WHAT TO WORK ON: Reproduce all entries precisely as they are written.

MATERIAL FOR THIS EXERCISE:

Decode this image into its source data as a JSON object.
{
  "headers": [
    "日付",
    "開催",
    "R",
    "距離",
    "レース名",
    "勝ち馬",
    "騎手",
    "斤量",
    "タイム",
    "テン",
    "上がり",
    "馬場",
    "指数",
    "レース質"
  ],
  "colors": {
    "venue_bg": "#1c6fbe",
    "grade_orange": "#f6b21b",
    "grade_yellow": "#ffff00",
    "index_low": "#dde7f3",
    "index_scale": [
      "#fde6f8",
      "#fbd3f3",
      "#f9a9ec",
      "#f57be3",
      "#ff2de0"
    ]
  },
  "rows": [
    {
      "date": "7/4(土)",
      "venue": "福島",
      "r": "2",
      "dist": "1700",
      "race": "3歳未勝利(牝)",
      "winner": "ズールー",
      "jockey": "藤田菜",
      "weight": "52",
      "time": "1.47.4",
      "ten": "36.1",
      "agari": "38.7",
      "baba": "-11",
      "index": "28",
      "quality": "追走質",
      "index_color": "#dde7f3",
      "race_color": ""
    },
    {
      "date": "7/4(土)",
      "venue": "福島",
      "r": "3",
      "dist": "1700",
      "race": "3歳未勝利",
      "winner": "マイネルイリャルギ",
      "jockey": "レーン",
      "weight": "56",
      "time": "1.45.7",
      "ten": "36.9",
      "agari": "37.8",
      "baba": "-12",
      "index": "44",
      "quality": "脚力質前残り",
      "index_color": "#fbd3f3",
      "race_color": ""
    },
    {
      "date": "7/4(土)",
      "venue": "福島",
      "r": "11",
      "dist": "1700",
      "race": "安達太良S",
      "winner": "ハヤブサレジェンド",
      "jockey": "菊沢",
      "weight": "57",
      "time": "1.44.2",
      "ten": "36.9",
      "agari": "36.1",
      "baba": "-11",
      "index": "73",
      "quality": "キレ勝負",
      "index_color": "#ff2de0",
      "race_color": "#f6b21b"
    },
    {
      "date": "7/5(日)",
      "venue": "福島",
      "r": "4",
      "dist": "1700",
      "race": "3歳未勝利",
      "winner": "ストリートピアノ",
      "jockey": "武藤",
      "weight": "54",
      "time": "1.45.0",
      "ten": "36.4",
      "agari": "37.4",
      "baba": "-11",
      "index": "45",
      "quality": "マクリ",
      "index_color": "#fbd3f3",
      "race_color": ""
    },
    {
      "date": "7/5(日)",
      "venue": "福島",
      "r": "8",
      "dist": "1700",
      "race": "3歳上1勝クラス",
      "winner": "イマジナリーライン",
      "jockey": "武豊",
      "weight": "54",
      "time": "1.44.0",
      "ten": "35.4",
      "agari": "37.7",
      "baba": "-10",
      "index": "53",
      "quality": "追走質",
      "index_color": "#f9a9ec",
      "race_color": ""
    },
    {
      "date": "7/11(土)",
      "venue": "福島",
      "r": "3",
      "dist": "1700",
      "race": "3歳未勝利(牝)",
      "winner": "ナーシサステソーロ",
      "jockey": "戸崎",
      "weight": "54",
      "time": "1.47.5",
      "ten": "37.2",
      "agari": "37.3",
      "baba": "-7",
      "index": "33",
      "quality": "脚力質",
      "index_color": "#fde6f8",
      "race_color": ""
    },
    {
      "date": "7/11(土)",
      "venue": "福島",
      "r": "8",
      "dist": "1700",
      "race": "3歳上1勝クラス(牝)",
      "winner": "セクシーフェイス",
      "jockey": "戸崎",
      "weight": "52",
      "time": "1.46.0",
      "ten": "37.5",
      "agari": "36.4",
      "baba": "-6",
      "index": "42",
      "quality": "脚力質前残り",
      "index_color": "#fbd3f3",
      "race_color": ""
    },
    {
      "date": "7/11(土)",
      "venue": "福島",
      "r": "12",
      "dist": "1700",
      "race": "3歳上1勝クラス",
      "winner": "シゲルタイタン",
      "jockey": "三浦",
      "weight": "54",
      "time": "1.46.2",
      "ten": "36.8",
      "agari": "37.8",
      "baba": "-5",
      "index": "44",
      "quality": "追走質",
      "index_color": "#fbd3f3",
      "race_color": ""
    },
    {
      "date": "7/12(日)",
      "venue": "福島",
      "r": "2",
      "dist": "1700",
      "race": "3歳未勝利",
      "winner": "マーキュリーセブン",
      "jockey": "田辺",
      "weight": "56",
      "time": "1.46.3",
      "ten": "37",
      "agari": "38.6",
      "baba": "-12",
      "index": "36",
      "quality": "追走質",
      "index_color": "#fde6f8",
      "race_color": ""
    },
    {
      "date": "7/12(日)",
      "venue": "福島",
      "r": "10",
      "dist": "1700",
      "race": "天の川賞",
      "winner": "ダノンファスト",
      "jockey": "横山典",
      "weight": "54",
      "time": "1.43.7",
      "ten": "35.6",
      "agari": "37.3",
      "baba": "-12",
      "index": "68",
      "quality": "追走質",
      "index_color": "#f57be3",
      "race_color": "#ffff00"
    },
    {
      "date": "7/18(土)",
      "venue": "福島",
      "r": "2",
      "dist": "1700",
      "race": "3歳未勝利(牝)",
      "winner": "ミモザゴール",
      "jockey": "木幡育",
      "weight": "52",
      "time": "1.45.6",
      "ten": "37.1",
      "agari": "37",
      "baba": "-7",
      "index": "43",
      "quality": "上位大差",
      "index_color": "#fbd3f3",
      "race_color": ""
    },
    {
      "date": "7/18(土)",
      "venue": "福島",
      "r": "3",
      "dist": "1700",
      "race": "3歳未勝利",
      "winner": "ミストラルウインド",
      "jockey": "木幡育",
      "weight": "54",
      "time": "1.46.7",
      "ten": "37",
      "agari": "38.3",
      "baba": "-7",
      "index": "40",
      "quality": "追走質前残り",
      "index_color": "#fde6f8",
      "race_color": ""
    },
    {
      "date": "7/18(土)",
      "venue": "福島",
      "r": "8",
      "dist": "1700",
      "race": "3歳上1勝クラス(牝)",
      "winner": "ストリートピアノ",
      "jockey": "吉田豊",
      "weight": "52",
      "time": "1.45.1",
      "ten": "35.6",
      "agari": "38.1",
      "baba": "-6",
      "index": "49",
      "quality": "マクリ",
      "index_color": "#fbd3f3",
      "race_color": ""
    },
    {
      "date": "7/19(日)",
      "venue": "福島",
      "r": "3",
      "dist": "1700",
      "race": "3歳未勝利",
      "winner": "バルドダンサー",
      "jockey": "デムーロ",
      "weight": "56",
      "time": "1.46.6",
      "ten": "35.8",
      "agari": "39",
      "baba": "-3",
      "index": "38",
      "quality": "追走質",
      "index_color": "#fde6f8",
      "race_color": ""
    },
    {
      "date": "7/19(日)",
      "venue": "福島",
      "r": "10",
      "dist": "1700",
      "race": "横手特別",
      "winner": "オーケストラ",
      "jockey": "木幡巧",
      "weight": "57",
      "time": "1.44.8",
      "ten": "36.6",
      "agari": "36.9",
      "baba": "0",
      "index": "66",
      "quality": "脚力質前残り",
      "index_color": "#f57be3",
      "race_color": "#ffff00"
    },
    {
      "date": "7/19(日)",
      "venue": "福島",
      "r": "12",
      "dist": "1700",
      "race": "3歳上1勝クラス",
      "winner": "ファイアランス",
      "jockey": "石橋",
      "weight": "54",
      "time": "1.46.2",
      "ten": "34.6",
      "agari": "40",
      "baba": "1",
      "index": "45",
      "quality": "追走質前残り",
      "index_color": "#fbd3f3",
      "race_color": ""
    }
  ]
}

COMPLETE OUTPUT:
Decode this image into its source data as a JSON object.
{
  "headers": [
    "日付",
    "開催",
    "R",
    "距離",
    "レース名",
    "勝ち馬",
    "騎手",
    "斤量",
    "タイム",
    "テン",
    "上がり",
    "馬場",
    "指数",
    "レース質"
  ],
  "colors": {
    "venue_bg": "#1c6fbe",
    "grade_orange": "#f6b21b",
    "grade_yellow": "#ffff00",
    "index_low": "#dde7f3",
    "index_scale": [
      "#fde6f8",
      "#fbd3f3",
      "#f9a9ec",
      "#f57be3",
      "#ff2de0"
    ]
  },
  "rows": [
    {
      "date": "7/4(土)",
      "venue": "福島",
      "r": "2",
      "dist": "1700",
      "race": "3歳未勝利(牝)",
      "winner": "ズールー",
      "jockey": "藤田菜",
      "weight": "52",
      "time": "1.47.4",
      "ten": "36.1",
      "agari": "38.7",
      "baba": "-11",
      "index": "28",
      "quality": "追走質",
      "index_color": "#dde7f3",
      "race_color": ""
    },
    {
      "date": "7/4(土)",
      "venue": "福島",
      "r": "3",
      "dist": "1700",
      "race": "3歳未勝利",
      "winner": "マイネルイリャルギ",
      "jockey": "レーン",
      "weight": "56",
      "time": "1.45.7",
      "ten": "36.9",
      "agari": "37.8",
      "baba": "-12",
      "index": "44",
      "quality": "脚力質前残り",
      "index_color": "#fbd3f3",
      "race_color": ""
    },
    {
      "date": "7/4(土)",
      "venue": "福島",
      "r": "11",
      "dist": "1700",
      "race": "安達太良S",
      "winner": "ハヤブサレジェンド",
      "jockey": "菊沢",
      "weight": "57",
      "time": "1.44.2",
      "ten": "36.9",
      "agari": "36.1",
      "baba": "-11",
      "index": "73",
      "quality": "キレ勝負",
      "index_color": "#ff2de0",
      "race_color": "#f6b21b"
    },
    {
      "date": "7/5(日)",
      "venue": "福島",
      "r": "4",
      "dist": "1700",
      "race": "3歳未勝利",
      "winner": "ストリートピアノ",
      "jockey": "武藤",
      "weight": "54",
      "time": "1.45.0",
      "ten": "36.4",
      "agari": "37.4",
      "baba": "-11",
      "index": "45",
      "quality": "マクリ",
      "index_color": "#fbd3f3",
      "race_color": ""
    },
    {
      "date": "7/5(日)",
      "venue": "福島",
      "r": "8",
      "dist": "1700",
      "race": "3歳上1勝クラス",
      "winner": "イマジナリーライン",
      "jockey": "武豊",
      "weight": "54",
      "time": "1.44.0",
      "ten": "35.4",
      "agari": "37.7",
      "baba": "-10",
      "index": "53",
      "quality": "追走質",
      "index_color": "#f9a9ec",
      "race_color": ""
    },
    {
      "date": "7/11(土)",
      "venue": "福島",
      "r": "3",
      "dist": "1700",
      "race": "3歳未勝利(牝)",
      "winner": "ナーシサステソーロ",
      "jockey": "戸崎",
      "weight": "54",
      "time": "1.47.5",
      "ten": "37.2",
      "agari": "37.3",
      "baba": "-7",
      "index": "33",
      "quality": "脚力質",
      "index_color": "#fde6f8",
      "race_color": ""
    },
    {
      "date": "7/11(土)",
      "venue": "福島",
      "r": "8",
      "dist": "1700",
      "race": "3歳上1勝クラス(牝)",
      "winner": "セクシーフェイス",
      "jockey": "戸崎",
      "weight": "52",
      "time": "1.46.0",
      "ten": "37.5",
      "agari": "36.4",
      "baba": "-6",
      "index": "42",
      "quality": "脚力質前残り",
      "index_color": "#fbd3f3",
      "race_color": ""
    },
    {
      "date": "7/11(土)",
      "venue": "福島",
      "r": "12",
      "dist": "1700",
      "race": "3歳上1勝クラス",
      "winner": "シゲルタイタン",
      "jockey": "三浦",
      "weight": "54",
      "time": "1.46.2",
      "ten": "36.8",
      "agari": "37.8",
      "baba": "-5",
      "index": "44",
      "quality": "追走質",
      "index_color": "#fbd3f3",
      "race_color": ""
    },
    {
      "date": "7/12(日)",
      "venue": "福島",
      "r": "2",
      "dist": "1700",
      "race": "3歳未勝利",
      "winner": "マーキュリーセブン",
      "jockey": "田辺",
      "weight": "56",
      "time": "1.46.3",
      "ten": "37",
      "agari": "38.6",
      "baba": "-12",
      "index": "36",
      "quality": "追走質",
      "index_color": "#fde6f8",
      "race_color": ""
    },
    {
      "date": "7/12(日)",
      "venue": "福島",
      "r": "10",
      "dist": "1700",
      "race": "天の川賞",
      "winner": "ダノンファスト",
      "jockey": "横山典",
      "weight": "54",
      "time": "1.43.7",
      "ten": "35.6",
      "agari": "37.3",
      "baba": "-12",
      "index": "68",
      "quality": "追走質",
      "index_color": "#f57be3",
      "race_color": "#ffff00"
    },
    {
      "date": "7/18(土)",
      "venue": "福島",
      "r": "2",
      "dist": "1700",
      "race": "3歳未勝利(牝)",
      "winner": "ミモザゴール",
      "jockey": "木幡育",
      "weight": "52",
      "time": "1.45.6",
      "ten": "37.1",
      "agari": "37",
      "baba": "-7",
      "index": "43",
      "quality": "上位大差",
      "index_color": "#fbd3f3",
      "race_color": ""
    },
    {
      "date": "7/18(土)",
      "venue": "福島",
      "r": "3",
      "dist": "1700",
      "race": "3歳未勝利",
      "winner": "ミストラルウインド",
      "jockey": "木幡育",
      "weight": "54",
      "time": "1.46.7",
      "ten": "37",
      "agari": "38.3",
      "baba": "-7",
      "index": "40",
      "quality": "追走質前残り",
      "index_color": "#fde6f8",
      "race_color": ""
    },
    {
      "date": "7/18(土)",
      "venue": "福島",
      "r": "8",
      "dist": "1700",
      "race": "3歳上1勝クラス(牝)",
      "winner": "ストリートピアノ",
      "jockey": "吉田豊",
      "weight": "52",
      "time": "1.45.1",
      "ten": "35.6",
      "agari": "38.1",
      "baba": "-6",
      "index": "49",
      "quality": "マクリ",
      "index_color": "#fbd3f3",
      "race_color": ""
    },
    {
      "date": "7/19(日)",
      "venue": "福島",
      "r": "3",
      "dist": "1700",
      "race": "3歳未勝利",
      "winner": "バルドダンサー",
      "jockey": "デムーロ",
      "weight": "56",
      "time": "1.46.6",
      "ten": "35.8",
      "agari": "39",
      "baba": "-3",
      "index": "38",
      "quality": "追走質",
      "index_color": "#fde6f8",
      "race_color": ""
    },
    {
      "date": "7/19(日)",
      "venue": "福島",
      "r": "10",
      "dist": "1700",
      "race": "横手特別",
      "winner": "オーケストラ",
      "jockey": "木幡巧",
      "weight": "57",
      "time": "1.44.8",
      "ten": "36.6",
      "agari": "36.9",
      "baba": "0",
      "index": "66",
      "quality": "脚力質前残り",
      "index_color": "#f57be3",
      "race_color": "#ffff00"
    },
    {
      "date": "7/19(日)",
      "venue": "福島",
      "r": "12",
      "dist": "1700",
      "race": "3歳上1勝クラス",
      "winner": "ファイアランス",
      "jockey": "石橋",
      "weight": "54",
      "time": "1.46.2",
      "ten": "34.6",
      "agari": "40",
      "baba": "1",
      "index": "45",
      "quality": "追走質前残り",
      "index_color": "#fbd3f3",
      "race_color": ""
    }
  ]
}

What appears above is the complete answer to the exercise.